### Collected data:

>> START

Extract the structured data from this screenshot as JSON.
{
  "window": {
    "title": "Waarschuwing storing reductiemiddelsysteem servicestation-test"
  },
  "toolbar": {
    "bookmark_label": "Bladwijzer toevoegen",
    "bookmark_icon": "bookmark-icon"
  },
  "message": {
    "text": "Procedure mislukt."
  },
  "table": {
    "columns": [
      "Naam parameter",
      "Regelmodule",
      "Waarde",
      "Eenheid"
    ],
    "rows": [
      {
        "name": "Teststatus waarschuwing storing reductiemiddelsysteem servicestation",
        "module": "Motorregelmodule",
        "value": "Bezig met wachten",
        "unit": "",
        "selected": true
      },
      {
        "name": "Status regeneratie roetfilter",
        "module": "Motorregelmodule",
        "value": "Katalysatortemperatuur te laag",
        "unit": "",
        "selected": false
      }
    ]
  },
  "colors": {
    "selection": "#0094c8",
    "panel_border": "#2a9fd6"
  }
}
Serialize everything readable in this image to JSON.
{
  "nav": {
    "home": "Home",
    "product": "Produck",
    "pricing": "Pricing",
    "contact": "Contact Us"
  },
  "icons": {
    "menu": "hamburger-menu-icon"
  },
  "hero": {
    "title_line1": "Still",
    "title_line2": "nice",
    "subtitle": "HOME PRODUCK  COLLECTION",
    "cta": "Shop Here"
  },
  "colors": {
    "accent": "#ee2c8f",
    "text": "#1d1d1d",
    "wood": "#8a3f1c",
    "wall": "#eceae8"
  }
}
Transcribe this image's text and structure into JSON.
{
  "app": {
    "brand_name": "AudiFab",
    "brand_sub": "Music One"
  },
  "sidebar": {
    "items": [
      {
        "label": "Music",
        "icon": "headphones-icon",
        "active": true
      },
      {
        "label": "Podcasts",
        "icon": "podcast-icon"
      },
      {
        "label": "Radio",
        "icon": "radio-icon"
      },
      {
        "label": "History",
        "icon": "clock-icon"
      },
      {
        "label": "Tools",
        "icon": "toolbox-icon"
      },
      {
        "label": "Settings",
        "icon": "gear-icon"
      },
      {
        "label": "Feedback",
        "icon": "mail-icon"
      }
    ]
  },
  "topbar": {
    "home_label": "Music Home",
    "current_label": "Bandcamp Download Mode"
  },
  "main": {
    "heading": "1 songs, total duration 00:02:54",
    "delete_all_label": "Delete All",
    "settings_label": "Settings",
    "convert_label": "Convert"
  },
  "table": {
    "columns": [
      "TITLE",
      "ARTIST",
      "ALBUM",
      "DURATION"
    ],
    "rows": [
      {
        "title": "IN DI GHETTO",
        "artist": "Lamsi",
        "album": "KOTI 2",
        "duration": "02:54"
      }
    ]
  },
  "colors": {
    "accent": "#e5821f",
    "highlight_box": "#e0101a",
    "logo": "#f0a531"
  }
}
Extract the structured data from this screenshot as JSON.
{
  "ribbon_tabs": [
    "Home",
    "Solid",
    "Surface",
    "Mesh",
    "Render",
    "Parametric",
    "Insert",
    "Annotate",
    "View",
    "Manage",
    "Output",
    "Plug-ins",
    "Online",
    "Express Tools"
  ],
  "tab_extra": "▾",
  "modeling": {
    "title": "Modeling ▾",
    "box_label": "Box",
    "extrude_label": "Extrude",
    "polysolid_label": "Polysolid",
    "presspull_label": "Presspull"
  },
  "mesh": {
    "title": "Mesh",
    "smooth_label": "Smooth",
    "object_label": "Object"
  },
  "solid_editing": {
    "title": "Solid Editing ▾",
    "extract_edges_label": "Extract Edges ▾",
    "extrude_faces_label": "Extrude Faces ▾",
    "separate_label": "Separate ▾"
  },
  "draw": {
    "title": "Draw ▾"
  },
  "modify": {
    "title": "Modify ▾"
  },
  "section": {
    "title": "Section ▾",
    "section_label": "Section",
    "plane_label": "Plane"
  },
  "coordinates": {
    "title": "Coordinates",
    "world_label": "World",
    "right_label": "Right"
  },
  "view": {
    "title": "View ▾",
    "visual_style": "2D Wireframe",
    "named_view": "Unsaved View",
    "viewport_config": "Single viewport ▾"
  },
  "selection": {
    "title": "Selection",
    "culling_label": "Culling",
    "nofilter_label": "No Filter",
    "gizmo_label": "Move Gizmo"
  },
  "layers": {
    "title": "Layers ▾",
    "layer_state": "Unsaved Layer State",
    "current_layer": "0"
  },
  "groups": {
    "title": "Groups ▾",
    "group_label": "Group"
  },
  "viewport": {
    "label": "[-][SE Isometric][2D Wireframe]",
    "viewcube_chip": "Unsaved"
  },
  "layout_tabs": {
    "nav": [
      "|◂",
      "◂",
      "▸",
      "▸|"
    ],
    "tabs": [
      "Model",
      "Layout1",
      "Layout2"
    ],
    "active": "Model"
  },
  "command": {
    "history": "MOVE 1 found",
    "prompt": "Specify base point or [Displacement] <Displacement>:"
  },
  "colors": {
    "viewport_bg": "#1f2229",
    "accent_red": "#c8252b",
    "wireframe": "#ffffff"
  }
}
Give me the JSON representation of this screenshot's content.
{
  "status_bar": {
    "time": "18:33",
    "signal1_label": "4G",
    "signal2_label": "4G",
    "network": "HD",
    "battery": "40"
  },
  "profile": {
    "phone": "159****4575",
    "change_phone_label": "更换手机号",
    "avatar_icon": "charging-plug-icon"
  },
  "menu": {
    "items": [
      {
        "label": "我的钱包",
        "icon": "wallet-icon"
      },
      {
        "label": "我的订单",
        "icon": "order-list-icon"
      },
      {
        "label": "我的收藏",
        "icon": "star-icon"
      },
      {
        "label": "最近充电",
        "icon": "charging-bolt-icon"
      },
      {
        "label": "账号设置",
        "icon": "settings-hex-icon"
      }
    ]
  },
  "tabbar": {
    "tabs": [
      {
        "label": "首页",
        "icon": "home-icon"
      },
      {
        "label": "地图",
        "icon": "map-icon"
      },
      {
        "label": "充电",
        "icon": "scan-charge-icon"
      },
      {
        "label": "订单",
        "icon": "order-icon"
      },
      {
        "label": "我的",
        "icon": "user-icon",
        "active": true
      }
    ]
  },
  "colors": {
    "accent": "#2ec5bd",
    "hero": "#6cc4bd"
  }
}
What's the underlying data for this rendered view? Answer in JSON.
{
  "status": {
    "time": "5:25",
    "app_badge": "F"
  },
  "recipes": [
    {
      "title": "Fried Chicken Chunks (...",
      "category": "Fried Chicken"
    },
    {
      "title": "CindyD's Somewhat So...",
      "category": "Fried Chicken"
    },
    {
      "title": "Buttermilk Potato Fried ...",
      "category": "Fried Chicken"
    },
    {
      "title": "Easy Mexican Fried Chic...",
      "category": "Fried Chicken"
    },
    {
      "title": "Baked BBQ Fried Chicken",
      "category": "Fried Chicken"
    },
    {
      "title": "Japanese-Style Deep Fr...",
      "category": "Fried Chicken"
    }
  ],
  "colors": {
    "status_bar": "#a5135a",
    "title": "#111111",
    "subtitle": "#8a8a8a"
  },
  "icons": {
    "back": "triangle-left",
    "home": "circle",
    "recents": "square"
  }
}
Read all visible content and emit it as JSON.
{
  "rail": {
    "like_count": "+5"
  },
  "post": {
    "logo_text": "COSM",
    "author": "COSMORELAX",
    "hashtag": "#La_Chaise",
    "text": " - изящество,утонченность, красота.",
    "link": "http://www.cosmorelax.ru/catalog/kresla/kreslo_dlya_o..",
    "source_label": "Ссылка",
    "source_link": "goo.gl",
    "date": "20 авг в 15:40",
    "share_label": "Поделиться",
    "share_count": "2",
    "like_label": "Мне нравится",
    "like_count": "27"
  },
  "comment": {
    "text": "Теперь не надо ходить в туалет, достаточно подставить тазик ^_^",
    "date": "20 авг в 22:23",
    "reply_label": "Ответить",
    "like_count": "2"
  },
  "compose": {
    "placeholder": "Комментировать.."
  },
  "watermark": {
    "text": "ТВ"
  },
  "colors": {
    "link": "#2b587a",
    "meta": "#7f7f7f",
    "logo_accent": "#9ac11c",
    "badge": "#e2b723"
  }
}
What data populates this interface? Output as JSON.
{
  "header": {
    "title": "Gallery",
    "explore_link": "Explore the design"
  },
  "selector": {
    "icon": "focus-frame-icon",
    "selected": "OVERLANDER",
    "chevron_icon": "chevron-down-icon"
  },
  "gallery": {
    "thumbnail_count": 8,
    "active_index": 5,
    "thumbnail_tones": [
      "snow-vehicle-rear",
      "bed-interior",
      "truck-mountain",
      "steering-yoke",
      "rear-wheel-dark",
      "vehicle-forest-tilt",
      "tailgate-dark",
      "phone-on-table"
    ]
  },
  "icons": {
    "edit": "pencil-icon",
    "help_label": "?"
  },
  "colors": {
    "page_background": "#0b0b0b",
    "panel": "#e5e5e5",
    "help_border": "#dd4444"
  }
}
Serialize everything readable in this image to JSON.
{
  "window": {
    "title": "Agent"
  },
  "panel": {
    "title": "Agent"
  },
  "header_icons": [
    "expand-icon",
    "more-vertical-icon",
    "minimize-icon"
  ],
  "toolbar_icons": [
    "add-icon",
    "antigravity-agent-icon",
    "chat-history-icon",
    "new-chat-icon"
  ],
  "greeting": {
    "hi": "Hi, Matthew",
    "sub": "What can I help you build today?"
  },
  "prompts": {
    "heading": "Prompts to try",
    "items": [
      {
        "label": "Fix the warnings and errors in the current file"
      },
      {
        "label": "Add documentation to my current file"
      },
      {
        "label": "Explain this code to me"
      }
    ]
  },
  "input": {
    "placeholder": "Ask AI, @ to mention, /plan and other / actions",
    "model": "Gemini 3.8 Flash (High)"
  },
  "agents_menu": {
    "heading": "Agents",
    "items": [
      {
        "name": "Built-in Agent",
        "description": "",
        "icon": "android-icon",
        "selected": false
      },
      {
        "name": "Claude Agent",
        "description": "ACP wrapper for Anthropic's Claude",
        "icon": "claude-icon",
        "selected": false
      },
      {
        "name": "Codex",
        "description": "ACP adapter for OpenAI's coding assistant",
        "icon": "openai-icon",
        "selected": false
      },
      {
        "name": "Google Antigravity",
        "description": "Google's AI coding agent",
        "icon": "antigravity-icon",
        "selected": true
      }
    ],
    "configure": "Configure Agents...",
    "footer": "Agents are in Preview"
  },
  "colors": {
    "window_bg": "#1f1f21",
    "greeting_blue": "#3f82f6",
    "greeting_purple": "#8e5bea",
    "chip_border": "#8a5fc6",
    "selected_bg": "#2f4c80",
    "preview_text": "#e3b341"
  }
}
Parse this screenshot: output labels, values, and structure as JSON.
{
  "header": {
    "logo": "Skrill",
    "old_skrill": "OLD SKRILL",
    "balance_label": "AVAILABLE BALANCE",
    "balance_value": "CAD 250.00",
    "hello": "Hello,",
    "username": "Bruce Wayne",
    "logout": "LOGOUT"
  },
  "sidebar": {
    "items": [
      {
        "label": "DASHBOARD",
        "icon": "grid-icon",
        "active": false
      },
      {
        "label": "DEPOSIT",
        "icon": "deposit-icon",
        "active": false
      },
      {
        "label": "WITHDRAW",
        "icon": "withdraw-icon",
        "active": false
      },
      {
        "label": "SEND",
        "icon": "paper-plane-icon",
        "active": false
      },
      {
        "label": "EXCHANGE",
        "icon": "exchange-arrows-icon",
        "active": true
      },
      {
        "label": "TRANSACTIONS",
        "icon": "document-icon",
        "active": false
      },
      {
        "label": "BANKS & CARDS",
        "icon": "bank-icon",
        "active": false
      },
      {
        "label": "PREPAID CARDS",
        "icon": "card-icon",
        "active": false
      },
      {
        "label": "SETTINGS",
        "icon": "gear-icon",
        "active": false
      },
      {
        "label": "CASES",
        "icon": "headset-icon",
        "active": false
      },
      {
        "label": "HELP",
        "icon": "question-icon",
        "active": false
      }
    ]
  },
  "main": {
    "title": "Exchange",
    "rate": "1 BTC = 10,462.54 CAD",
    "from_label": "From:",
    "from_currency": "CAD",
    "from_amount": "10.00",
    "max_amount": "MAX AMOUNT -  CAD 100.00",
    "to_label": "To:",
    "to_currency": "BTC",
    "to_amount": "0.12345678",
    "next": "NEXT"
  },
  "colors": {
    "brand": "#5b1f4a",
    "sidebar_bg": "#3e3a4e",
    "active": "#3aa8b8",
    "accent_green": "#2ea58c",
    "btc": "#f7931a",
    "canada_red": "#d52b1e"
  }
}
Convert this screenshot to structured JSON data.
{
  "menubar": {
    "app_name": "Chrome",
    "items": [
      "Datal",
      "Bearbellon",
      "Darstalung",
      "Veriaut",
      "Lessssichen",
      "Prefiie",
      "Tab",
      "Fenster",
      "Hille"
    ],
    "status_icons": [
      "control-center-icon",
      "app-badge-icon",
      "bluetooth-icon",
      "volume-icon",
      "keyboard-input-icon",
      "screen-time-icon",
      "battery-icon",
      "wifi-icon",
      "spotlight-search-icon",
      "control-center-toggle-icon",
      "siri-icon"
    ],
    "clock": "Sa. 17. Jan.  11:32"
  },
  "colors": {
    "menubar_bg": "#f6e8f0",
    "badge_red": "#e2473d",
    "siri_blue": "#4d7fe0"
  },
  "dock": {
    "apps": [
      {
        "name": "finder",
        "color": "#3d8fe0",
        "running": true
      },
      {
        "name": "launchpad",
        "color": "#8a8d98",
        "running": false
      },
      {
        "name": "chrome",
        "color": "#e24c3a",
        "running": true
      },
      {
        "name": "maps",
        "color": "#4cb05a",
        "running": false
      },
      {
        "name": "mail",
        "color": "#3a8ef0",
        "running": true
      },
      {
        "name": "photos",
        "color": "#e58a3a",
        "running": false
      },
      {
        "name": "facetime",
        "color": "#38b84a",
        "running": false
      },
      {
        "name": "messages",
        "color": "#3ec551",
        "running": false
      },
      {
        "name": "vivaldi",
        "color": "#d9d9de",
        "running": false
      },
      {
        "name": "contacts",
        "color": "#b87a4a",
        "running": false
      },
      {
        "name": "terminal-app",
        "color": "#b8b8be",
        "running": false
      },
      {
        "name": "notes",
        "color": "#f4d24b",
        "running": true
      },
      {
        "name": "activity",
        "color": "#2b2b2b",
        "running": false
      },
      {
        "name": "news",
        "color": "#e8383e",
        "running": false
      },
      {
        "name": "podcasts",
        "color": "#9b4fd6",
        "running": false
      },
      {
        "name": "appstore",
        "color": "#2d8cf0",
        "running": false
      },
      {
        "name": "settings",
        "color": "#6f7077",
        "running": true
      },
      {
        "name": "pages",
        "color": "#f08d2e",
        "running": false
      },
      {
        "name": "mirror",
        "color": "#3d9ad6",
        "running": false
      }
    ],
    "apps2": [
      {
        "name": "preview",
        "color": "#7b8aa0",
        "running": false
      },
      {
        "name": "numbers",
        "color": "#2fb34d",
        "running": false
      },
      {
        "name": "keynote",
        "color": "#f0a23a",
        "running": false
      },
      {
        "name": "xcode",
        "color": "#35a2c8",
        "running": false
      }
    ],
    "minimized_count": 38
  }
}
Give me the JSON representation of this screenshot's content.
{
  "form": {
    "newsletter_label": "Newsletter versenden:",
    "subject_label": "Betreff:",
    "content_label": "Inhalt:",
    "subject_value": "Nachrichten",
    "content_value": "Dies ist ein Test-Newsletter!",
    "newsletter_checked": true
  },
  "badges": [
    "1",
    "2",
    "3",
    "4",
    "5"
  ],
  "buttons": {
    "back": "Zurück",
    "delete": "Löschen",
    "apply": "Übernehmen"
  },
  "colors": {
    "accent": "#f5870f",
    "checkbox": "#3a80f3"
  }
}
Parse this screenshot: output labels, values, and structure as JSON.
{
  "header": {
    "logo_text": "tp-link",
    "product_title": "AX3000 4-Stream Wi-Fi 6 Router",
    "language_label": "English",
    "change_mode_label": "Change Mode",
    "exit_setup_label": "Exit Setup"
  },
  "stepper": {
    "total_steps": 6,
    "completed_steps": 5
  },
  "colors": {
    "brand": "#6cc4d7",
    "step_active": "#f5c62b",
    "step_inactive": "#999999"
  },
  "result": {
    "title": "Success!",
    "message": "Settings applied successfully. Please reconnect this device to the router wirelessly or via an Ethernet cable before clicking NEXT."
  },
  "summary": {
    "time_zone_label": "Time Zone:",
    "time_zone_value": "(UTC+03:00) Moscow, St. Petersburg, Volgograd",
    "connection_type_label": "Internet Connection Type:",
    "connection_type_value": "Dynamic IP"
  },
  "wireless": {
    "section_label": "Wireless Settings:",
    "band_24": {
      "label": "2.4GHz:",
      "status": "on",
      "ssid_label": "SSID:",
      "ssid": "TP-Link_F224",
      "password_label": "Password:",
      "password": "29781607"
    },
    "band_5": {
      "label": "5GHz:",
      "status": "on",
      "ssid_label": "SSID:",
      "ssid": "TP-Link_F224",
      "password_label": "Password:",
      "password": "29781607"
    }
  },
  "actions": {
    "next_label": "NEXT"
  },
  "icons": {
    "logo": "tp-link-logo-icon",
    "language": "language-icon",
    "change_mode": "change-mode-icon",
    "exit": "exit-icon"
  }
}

>> END

### Stated exercise:
Copy each line of the listing that includes "description".

### Exercise response:
        "description": "",
        "description": "ACP wrapper for Anthropic's Claude",
        "description": "ACP adapter for OpenAI's coding assistant",
        "description": "Google's AI coding agent",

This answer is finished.